▶ [Supplied text]
Case ID: pa_315/html/0529-01.html
Source: Caselaw Access Project
Author: {"author": "Mr. Justice Maxey,", "license": "Public Domain", "url": "https://static.case.law/"}
Date Created: 2024-08-24T03:29:51.129683

Atlantic Seaboard Natural Gas Company v. Whitten, Appellant.
    Argued April 9, 1934.
    Before Frazer, C. J., Simpson, Kephart, Schaffer, Maxey, Drew and Linn, JJ.
    
      June 30, 1934:
    
      E. G. Potter, with him F. D. Gallup, A. F. Jones and James S. Berger, for appellant.
    
      W. K. Elliott, with him R. M. Elliott, of Elliott & Elliott, for appellee.

▶ [Excerpted data]

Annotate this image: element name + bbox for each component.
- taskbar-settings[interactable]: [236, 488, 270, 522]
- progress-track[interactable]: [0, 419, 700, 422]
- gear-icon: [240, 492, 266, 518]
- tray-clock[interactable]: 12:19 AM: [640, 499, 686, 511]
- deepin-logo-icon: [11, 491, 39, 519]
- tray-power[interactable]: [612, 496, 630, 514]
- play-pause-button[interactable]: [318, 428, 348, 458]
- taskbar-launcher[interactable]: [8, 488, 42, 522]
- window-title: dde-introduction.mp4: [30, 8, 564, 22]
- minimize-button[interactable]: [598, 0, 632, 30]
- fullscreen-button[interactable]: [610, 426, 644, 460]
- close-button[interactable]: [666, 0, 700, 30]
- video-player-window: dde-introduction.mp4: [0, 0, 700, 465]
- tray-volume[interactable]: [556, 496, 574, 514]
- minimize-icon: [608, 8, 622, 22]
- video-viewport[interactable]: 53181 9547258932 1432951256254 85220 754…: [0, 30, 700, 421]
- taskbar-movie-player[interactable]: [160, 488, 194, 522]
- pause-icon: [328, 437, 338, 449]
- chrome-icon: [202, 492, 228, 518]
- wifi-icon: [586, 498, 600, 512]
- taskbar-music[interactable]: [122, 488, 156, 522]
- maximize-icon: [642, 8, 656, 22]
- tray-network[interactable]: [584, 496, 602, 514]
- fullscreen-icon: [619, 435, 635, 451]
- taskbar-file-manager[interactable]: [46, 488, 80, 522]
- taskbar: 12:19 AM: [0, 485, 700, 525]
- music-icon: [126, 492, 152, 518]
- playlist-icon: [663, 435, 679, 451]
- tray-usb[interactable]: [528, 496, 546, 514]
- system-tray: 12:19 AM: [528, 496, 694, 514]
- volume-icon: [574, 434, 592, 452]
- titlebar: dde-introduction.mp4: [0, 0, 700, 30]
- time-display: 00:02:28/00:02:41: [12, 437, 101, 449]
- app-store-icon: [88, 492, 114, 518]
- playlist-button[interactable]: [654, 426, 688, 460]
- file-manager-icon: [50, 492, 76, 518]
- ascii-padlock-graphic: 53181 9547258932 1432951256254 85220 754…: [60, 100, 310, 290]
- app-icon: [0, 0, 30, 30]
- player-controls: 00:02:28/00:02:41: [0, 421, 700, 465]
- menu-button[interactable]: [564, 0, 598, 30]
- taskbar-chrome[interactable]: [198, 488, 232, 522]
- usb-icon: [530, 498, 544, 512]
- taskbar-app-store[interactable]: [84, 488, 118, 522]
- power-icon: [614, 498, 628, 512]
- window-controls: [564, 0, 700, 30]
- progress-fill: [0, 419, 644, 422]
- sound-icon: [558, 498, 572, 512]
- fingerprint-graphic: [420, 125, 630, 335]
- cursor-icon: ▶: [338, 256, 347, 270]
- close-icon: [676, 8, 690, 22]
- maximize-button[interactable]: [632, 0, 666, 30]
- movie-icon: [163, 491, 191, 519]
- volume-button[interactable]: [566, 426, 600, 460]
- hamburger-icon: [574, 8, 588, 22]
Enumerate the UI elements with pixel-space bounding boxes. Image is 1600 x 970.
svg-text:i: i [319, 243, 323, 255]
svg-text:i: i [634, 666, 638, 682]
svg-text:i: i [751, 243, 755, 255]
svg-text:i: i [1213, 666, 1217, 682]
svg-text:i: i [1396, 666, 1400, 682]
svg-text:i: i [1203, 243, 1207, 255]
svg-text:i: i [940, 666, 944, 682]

▶ [Task requirements]
1 – In the case header, on what date was the case argued?
2 – Check each statement against the case header. Answer yes or no for each, and quote the words that decide it. (a) The case was argued on June 30, 1934. (b) W. K. Elliott appeared for the appellee. (c) Whitten is the appellant.
3 – Carry on the case header about Atlantic Seaboard Natural Gas Company v. Whitten from its last line.
The items have nothing to do with this.

▶ [Written responses]
1 – April 9, 1934.

2 –
(a) No: "Argued April 9, 1934."
(b) Yes: "W. K. Elliott, with him R. M. Elliott, of Elliott & Elliott, for appellee."
(c) Yes: "Atlantic Seaboard Natural Gas Company v. Whitten, Appellant."

3 –
   Opinion by

Mr. Justice Maxey,

On November 18, 1932, Mrs. Esther Ellen "Whitten, appellant, owned a tract of land in Oswayo Township, Potter County. She was a nonresident of Pennsylvania, her habitation being Honolulu. Mrs. Whitten received at the latter place a cable from the appellee, the Atlantic Seaboard Natural Gas Company, asking her for her “best cash price” for a gas lease on her Oswayo farm. On November 19th, she cabled that her price was $1,000. On the same day the gas company by cable accepted the offer. On December 1, 1932, Mrs. Whitten received the lease submitted by the gas company and also a check for. $1,000. She refused to sign the lease. The gas company filed a bill of complaint setting forth the facts and praying (1) that a decree be made directing specific performance by Mrs. Whitten of the agreement of leasing; (2) that a decree be made directing that upon failure of Mrs. Whitten “to make and execute lease according to the decree first made that the prothonotary of the Court of Common Pleas of Potter County execute said lease as and for the respondent and in her stead and that the consideration therefor be deposited to her credit in The First National Bank of Coudersport, Pa., and the original check be cancelled.”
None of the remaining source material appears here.